**DATA LISTING:**
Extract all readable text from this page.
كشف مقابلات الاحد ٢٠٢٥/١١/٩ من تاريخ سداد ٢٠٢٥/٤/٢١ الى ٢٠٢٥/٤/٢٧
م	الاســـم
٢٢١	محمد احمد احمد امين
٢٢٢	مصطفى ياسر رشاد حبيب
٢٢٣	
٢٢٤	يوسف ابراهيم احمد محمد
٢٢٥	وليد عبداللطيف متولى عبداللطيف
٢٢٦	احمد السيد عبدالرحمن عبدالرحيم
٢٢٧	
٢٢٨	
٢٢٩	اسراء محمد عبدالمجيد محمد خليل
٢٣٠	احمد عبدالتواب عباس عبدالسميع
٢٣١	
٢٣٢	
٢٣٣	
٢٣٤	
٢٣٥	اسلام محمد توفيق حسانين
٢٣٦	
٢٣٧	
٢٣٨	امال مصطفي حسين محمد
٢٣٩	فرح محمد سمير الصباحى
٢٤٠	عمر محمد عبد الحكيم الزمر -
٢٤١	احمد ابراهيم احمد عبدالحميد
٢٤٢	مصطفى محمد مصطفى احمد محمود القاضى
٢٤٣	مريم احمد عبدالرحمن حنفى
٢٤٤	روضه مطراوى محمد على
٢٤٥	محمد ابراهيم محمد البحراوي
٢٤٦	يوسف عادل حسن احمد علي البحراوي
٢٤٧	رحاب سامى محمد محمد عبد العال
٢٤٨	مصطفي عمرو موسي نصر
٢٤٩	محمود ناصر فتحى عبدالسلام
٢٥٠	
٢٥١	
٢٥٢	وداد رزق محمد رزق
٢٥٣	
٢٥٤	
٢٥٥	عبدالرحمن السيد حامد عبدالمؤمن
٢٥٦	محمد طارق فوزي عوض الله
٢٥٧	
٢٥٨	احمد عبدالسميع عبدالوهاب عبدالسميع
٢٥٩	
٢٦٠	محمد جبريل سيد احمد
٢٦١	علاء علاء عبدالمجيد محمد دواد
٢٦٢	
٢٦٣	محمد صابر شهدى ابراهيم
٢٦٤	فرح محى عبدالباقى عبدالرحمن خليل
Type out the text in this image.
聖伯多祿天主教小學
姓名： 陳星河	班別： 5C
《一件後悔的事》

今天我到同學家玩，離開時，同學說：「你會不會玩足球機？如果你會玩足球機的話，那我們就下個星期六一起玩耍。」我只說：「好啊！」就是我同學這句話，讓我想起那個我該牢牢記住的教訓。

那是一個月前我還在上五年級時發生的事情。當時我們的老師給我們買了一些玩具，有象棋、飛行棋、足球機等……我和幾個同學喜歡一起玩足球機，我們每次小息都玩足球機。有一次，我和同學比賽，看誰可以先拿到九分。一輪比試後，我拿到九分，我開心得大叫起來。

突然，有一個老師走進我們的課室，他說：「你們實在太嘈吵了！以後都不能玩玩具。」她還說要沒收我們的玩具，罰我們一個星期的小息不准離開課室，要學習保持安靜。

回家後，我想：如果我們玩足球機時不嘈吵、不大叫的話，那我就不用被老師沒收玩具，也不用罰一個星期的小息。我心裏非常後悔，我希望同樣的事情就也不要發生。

**SHORT TASK:** Please output the entries above, every line exactly as it reads.

**COMPLETED TASK:**
Extract all readable text from this page.
كشف مقابلات الاحد ٢٠٢٥/١١/٩ من تاريخ سداد ٢٠٢٥/٤/٢١ الى ٢٠٢٥/٤/٢٧
م	الاســـم
٢٢١	محمد احمد احمد امين
٢٢٢	مصطفى ياسر رشاد حبيب
٢٢٣	
٢٢٤	يوسف ابراهيم احمد محمد
٢٢٥	وليد عبداللطيف متولى عبداللطيف
٢٢٦	احمد السيد عبدالرحمن عبدالرحيم
٢٢٧	
٢٢٨	
٢٢٩	اسراء محمد عبدالمجيد محمد خليل
٢٣٠	احمد عبدالتواب عباس عبدالسميع
٢٣١	
٢٣٢	
٢٣٣	
٢٣٤	
٢٣٥	اسلام محمد توفيق حسانين
٢٣٦	
٢٣٧	
٢٣٨	امال مصطفي حسين محمد
٢٣٩	فرح محمد سمير الصباحى
٢٤٠	عمر محمد عبد الحكيم الزمر -
٢٤١	احمد ابراهيم احمد عبدالحميد
٢٤٢	مصطفى محمد مصطفى احمد محمود القاضى
٢٤٣	مريم احمد عبدالرحمن حنفى
٢٤٤	روضه مطراوى محمد على
٢٤٥	محمد ابراهيم محمد البحراوي
٢٤٦	يوسف عادل حسن احمد علي البحراوي
٢٤٧	رحاب سامى محمد محمد عبد العال
٢٤٨	مصطفي عمرو موسي نصر
٢٤٩	محمود ناصر فتحى عبدالسلام
٢٥٠	
٢٥١	
٢٥٢	وداد رزق محمد رزق
٢٥٣	
٢٥٤	
٢٥٥	عبدالرحمن السيد حامد عبدالمؤمن
٢٥٦	محمد طارق فوزي عوض الله
٢٥٧	
٢٥٨	احمد عبدالسميع عبدالوهاب عبدالسميع
٢٥٩	
٢٦٠	محمد جبريل سيد احمد
٢٦١	علاء علاء عبدالمجيد محمد دواد
٢٦٢	
٢٦٣	محمد صابر شهدى ابراهيم
٢٦٤	فرح محى عبدالباقى عبدالرحمن خليل
Type out the text in this image.
聖伯多祿天主教小學
姓名： 陳星河	班別： 5C
《一件後悔的事》

今天我到同學家玩，離開時，同學說：「你會不會玩足球機？如果你會玩足球機的話，那我們就下個星期六一起玩耍。」我只說：「好啊！」就是我同學這句話，讓我想起那個我該牢牢記住的教訓。

那是一個月前我還在上五年級時發生的事情。當時我們的老師給我們買了一些玩具，有象棋、飛行棋、足球機等……我和幾個同學喜歡一起玩足球機，我們每次小息都玩足球機。有一次，我和同學比賽，看誰可以先拿到九分。一輪比試後，我拿到九分，我開心得大叫起來。

突然，有一個老師走進我們的課室，他說：「你們實在太嘈吵了！以後都不能玩玩具。」她還說要沒收我們的玩具，罰我們一個星期的小息不准離開課室，要學習保持安靜。

回家後，我想：如果我們玩足球機時不嘈吵、不大叫的話，那我就不用被老師沒收玩具，也不用罰一個星期的小息。我心裏非常後悔，我希望同樣的事情就也不要發生。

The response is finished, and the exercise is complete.